_DO THIS_
Reproduce all of the material below word for word, omitting the pictures from your answer.

Saved data entries:
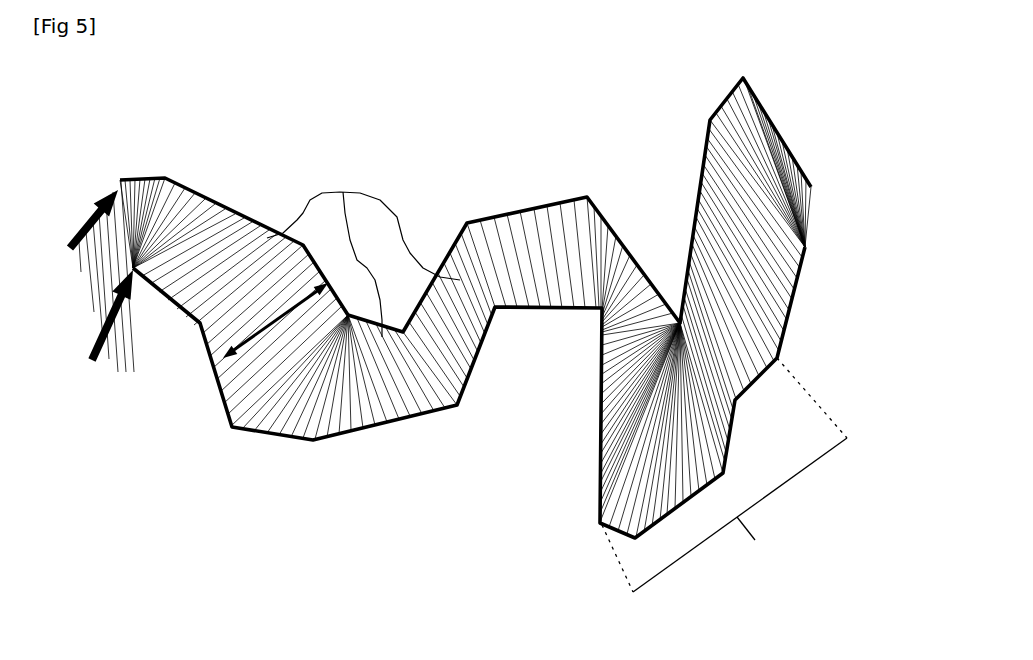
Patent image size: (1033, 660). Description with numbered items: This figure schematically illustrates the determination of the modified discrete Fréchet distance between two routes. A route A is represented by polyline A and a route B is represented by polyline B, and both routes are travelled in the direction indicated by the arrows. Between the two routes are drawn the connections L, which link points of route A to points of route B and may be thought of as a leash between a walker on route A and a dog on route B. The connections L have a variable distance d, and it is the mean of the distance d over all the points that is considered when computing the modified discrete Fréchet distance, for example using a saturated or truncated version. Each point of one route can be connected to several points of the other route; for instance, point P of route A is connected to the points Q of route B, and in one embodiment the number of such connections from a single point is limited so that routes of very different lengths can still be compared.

The route A is at (465, 205).
The route B is at (469, 392).
The connections L is at (363, 242).
The point P is at (680, 320).
The distance d is at (275, 320).
The points Q1 to Qn Q is at (739, 486).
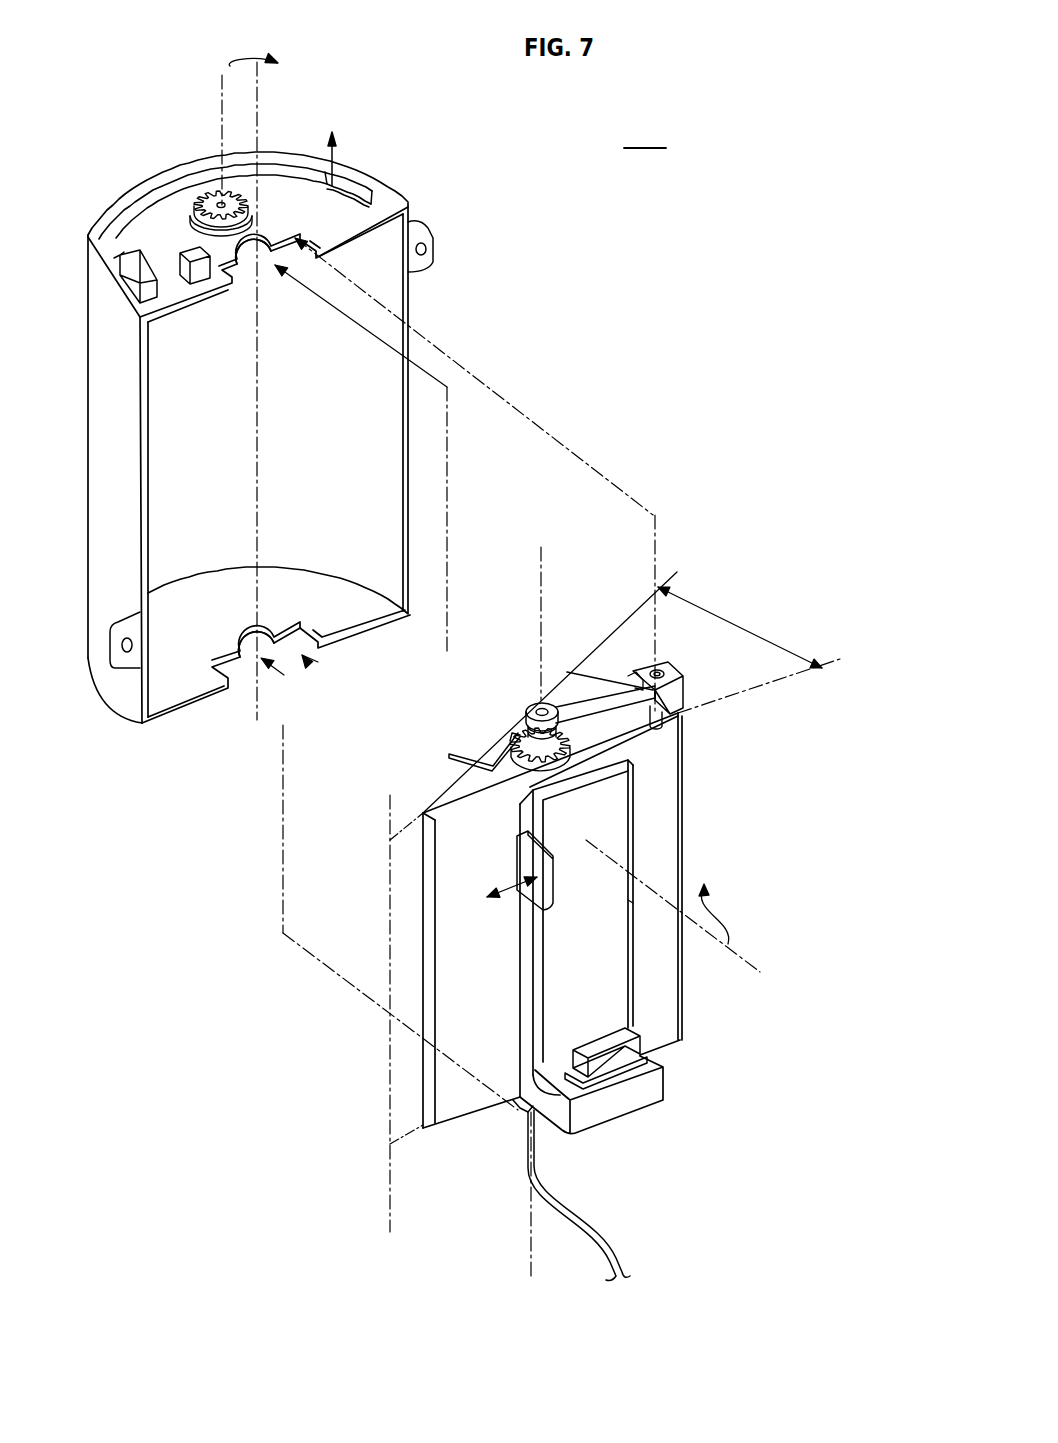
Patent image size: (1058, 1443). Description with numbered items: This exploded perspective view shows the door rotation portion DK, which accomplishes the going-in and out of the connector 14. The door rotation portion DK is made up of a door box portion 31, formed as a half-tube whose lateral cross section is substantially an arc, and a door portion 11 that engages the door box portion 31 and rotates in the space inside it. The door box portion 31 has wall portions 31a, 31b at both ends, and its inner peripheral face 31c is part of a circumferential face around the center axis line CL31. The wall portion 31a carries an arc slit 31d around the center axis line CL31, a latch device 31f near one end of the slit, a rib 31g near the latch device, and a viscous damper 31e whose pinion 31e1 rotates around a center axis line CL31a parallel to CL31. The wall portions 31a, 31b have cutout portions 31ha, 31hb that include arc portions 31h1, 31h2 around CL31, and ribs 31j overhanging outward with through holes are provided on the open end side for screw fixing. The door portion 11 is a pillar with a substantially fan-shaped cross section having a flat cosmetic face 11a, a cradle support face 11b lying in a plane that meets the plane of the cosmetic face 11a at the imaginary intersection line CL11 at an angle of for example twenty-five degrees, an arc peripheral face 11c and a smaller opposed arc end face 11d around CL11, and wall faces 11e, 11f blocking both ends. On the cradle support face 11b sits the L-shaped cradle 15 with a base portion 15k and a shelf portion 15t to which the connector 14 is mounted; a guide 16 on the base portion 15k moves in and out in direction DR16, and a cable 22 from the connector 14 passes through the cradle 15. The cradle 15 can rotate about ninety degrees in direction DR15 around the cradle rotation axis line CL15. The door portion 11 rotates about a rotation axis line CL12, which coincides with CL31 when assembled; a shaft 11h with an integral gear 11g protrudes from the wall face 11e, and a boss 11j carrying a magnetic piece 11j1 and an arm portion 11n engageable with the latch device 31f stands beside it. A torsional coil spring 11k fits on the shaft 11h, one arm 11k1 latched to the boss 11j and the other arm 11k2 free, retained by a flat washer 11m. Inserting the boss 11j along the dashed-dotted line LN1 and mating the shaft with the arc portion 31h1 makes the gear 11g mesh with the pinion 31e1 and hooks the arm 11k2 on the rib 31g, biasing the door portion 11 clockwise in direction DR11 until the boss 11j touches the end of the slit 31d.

The door box portion 31 is at (387, 185).
The wall portion 31a is at (177, 208).
The wall portion 31b is at (173, 678).
The inner peripheral face 31c is at (386, 524).
The arc slit 31d is at (338, 184).
The viscous damper 31e is at (187, 231).
The pinion 31e1 is at (212, 196).
The latch device 31f is at (127, 280).
The rib 31g is at (200, 271).
The arc portion 31h1 is at (261, 238).
The arc portion 31h2 is at (262, 637).
The cutout portion 31ha is at (297, 284).
The cutout portion 31hb is at (318, 662).
The rib 31j is at (437, 250).
The door portion 11 is at (778, 590).
The cosmetic face 11a is at (453, 771).
The cradle support face 11b is at (658, 798).
The peripheral face 11c is at (592, 652).
The end face 11d is at (427, 933).
The wall face 11e is at (588, 609).
The wall face 11f is at (460, 1128).
The gear 11g is at (573, 748).
The shaft 11h is at (567, 700).
The boss 11j is at (665, 724).
The magnetic piece 11j1 is at (665, 706).
The torsional coil spring 11k is at (528, 703).
The arm 11k1 is at (608, 702).
The arm 11k2 is at (478, 753).
The flat washer 11m is at (527, 721).
The arm portion 11n is at (664, 676).
The connector 14 is at (618, 1026).
The cradle 15 is at (634, 828).
The base portion 15k is at (620, 984).
The shelf portion 15t is at (654, 1062).
The guide 16 is at (550, 911).
The cable 22 is at (604, 1244).
The imaginary intersection line CL11 is at (388, 1198).
The rotation axis line CL12 is at (534, 1212).
The cradle rotation axis line CL15 is at (722, 944).
The center axis line CL31 is at (260, 104).
The center axis line CL31a is at (222, 122).
The direction DR11 is at (262, 47).
The direction DR15 is at (713, 899).
The direction DR16 is at (490, 878).
The dashed-dotted line LN1 is at (523, 414).
The door rotation portion DK is at (645, 135).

_WRITTEN SOLUTION_
Patent image size: (1033, 660). Description with numbered items: This figure schematically illustrates the determination of the modified discrete Fréchet distance between two routes. A route A is represented by polyline A and a route B is represented by polyline B, and both routes are travelled in the direction indicated by the arrows. Between the two routes are drawn the connections L, which link points of route A to points of route B and may be thought of as a leash between a walker on route A and a dog on route B. The connections L have a variable distance d, and it is the mean of the distance d over all the points that is considered when computing the modified discrete Fréchet distance, for example using a saturated or truncated version. Each point of one route can be connected to several points of the other route; for instance, point P of route A is connected to the points Q of route B, and in one embodiment the number of such connections from a single point is limited so that routes of very different lengths can still be compared.

The route A is at (465, 205).
The route B is at (469, 392).
The connections L is at (363, 242).
The point P is at (680, 320).
The distance d is at (275, 320).
The points Q1 to Qn Q is at (739, 486).
Patent image size: (1058, 1443). Description with numbered items: This exploded perspective view shows the door rotation portion DK, which accomplishes the going-in and out of the connector 14. The door rotation portion DK is made up of a door box portion 31, formed as a half-tube whose lateral cross section is substantially an arc, and a door portion 11 that engages the door box portion 31 and rotates in the space inside it. The door box portion 31 has wall portions 31a, 31b at both ends, and its inner peripheral face 31c is part of a circumferential face around the center axis line CL31. The wall portion 31a carries an arc slit 31d around the center axis line CL31, a latch device 31f near one end of the slit, a rib 31g near the latch device, and a viscous damper 31e whose pinion 31e1 rotates around a center axis line CL31a parallel to CL31. The wall portions 31a, 31b have cutout portions 31ha, 31hb that include arc portions 31h1, 31h2 around CL31, and ribs 31j overhanging outward with through holes are provided on the open end side for screw fixing. The door portion 11 is a pillar with a substantially fan-shaped cross section having a flat cosmetic face 11a, a cradle support face 11b lying in a plane that meets the plane of the cosmetic face 11a at the imaginary intersection line CL11 at an angle of for example twenty-five degrees, an arc peripheral face 11c and a smaller opposed arc end face 11d around CL11, and wall faces 11e, 11f blocking both ends. On the cradle support face 11b sits the L-shaped cradle 15 with a base portion 15k and a shelf portion 15t to which the connector 14 is mounted; a guide 16 on the base portion 15k moves in and out in direction DR16, and a cable 22 from the connector 14 passes through the cradle 15. The cradle 15 can rotate about ninety degrees in direction DR15 around the cradle rotation axis line CL15. The door portion 11 rotates about a rotation axis line CL12, which coincides with CL31 when assembled; a shaft 11h with an integral gear 11g protrudes from the wall face 11e, and a boss 11j carrying a magnetic piece 11j1 and an arm portion 11n engageable with the latch device 31f stands beside it. A torsional coil spring 11k fits on the shaft 11h, one arm 11k1 latched to the boss 11j and the other arm 11k2 free, retained by a flat washer 11m. Inserting the boss 11j along the dashed-dotted line LN1 and mating the shaft with the arc portion 31h1 makes the gear 11g mesh with the pinion 31e1 and hooks the arm 11k2 on the rib 31g, biasing the door portion 11 clockwise in direction DR11 until the boss 11j touches the end of the slit 31d.

The door box portion 31 is at (387, 185).
The wall portion 31a is at (177, 208).
The wall portion 31b is at (173, 678).
The inner peripheral face 31c is at (386, 524).
The arc slit 31d is at (338, 184).
The viscous damper 31e is at (187, 231).
The pinion 31e1 is at (212, 196).
The latch device 31f is at (127, 280).
The rib 31g is at (200, 271).
The arc portion 31h1 is at (261, 238).
The arc portion 31h2 is at (262, 637).
The cutout portion 31ha is at (297, 284).
The cutout portion 31hb is at (318, 662).
The rib 31j is at (437, 250).
The door portion 11 is at (778, 590).
The cosmetic face 11a is at (453, 771).
The cradle support face 11b is at (658, 798).
The peripheral face 11c is at (592, 652).
The end face 11d is at (427, 933).
The wall face 11e is at (588, 609).
The wall face 11f is at (460, 1128).
The gear 11g is at (573, 748).
The shaft 11h is at (567, 700).
The boss 11j is at (665, 724).
The magnetic piece 11j1 is at (665, 706).
The torsional coil spring 11k is at (528, 703).
The arm 11k1 is at (608, 702).
The arm 11k2 is at (478, 753).
The flat washer 11m is at (527, 721).
The arm portion 11n is at (664, 676).
The connector 14 is at (618, 1026).
The cradle 15 is at (634, 828).
The base portion 15k is at (620, 984).
The shelf portion 15t is at (654, 1062).
The guide 16 is at (550, 911).
The cable 22 is at (604, 1244).
The imaginary intersection line CL11 is at (388, 1198).
The rotation axis line CL12 is at (534, 1212).
The cradle rotation axis line CL15 is at (722, 944).
The center axis line CL31 is at (260, 104).
The center axis line CL31a is at (222, 122).
The direction DR11 is at (262, 47).
The direction DR15 is at (713, 899).
The direction DR16 is at (490, 878).
The dashed-dotted line LN1 is at (523, 414).
The door rotation portion DK is at (645, 135).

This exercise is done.